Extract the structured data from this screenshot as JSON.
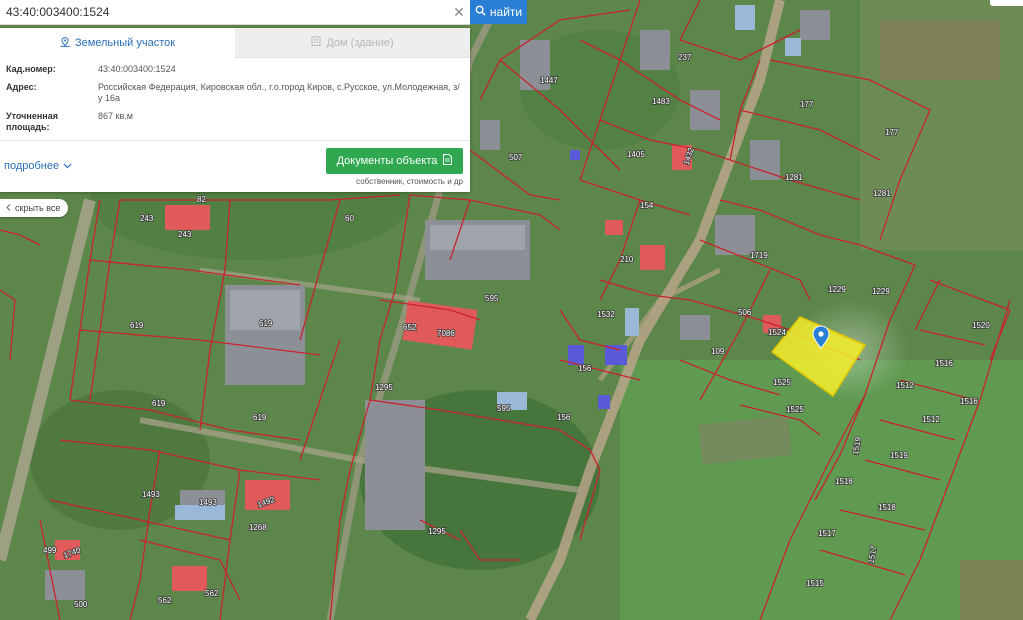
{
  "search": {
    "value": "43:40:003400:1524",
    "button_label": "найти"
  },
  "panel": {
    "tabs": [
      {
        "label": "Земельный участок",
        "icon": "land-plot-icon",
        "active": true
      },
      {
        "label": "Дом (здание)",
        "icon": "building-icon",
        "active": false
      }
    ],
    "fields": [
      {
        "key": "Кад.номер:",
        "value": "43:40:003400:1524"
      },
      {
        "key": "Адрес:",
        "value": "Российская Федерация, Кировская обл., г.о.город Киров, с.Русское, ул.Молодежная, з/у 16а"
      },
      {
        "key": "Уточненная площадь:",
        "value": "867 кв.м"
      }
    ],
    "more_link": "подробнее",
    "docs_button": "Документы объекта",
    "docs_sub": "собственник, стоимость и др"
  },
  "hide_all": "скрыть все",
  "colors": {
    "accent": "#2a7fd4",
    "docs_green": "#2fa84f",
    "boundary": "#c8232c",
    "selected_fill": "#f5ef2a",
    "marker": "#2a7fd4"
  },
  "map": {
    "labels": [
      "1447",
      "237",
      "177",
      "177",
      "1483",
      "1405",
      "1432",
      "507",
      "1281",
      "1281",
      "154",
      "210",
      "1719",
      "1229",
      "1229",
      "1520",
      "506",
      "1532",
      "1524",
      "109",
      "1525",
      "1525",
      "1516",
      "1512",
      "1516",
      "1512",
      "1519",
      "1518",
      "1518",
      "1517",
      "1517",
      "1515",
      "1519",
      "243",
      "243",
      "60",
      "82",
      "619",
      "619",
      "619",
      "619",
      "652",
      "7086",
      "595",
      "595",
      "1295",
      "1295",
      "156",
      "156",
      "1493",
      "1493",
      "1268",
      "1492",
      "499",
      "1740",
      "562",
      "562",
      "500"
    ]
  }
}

============================================================

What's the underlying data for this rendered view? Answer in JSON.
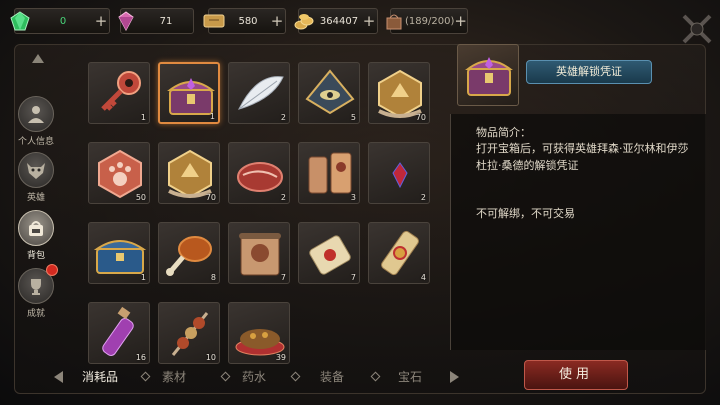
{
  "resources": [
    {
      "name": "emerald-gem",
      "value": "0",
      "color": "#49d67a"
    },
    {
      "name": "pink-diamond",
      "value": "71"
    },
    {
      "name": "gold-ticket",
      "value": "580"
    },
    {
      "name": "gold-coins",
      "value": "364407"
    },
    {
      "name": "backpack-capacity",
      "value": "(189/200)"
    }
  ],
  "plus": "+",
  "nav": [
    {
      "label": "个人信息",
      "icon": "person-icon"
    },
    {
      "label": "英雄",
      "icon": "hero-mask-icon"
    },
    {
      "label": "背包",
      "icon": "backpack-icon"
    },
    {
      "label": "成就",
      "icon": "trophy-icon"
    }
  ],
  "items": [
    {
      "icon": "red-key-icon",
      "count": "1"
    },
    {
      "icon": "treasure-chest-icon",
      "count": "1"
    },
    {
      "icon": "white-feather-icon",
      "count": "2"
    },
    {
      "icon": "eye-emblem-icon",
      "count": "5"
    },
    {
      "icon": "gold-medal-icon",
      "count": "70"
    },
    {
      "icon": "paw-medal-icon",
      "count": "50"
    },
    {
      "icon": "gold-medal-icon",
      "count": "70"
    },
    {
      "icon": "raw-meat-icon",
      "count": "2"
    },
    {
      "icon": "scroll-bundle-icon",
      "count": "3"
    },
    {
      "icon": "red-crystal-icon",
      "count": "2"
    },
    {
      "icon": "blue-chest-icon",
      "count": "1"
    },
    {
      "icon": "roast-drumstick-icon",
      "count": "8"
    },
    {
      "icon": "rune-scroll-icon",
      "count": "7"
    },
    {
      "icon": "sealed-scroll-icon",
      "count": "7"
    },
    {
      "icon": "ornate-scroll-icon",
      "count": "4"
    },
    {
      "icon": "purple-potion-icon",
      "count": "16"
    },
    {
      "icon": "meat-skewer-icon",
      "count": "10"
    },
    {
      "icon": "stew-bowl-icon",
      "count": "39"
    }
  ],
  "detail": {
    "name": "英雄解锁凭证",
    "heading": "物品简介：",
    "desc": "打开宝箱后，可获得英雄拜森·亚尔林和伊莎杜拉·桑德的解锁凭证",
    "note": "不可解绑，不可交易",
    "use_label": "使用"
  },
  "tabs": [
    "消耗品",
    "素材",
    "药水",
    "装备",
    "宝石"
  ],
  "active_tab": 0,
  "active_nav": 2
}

============================================================

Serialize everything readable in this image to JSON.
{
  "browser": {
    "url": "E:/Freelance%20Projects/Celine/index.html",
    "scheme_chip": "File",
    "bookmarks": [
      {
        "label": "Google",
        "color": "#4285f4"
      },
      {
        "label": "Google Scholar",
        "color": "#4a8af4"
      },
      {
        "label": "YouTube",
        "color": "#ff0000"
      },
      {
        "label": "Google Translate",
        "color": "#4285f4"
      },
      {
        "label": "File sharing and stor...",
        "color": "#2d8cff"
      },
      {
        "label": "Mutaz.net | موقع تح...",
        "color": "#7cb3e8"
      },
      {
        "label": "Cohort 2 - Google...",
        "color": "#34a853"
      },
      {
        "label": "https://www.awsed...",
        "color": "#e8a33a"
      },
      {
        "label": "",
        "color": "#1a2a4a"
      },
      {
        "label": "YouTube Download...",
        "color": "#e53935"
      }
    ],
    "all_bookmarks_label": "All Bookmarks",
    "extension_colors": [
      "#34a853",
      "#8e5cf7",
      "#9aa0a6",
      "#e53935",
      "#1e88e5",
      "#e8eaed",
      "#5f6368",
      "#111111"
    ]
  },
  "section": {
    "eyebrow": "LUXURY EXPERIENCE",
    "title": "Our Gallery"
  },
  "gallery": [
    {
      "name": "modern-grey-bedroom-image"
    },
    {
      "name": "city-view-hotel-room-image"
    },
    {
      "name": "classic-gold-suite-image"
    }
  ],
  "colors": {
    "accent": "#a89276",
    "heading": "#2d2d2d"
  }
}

============================================================

▶ _DIRECTION_: Copy each line of the preceding data that contains the string "value".

▶ _CORRECT OUTPUT_:
    "value": "43:40:003400:1524",
        "value": "43:40:003400:1524"
        "value": "Российская Федерация, Кировская обл., г.о.город Киров, с.Русское, ул.Молодежная, з/у 16а"
        "value": "867 кв.м"
      "value": "0",
      "value": "71"
      "value": "580"
      "value": "364407"
      "value": "(189/200)"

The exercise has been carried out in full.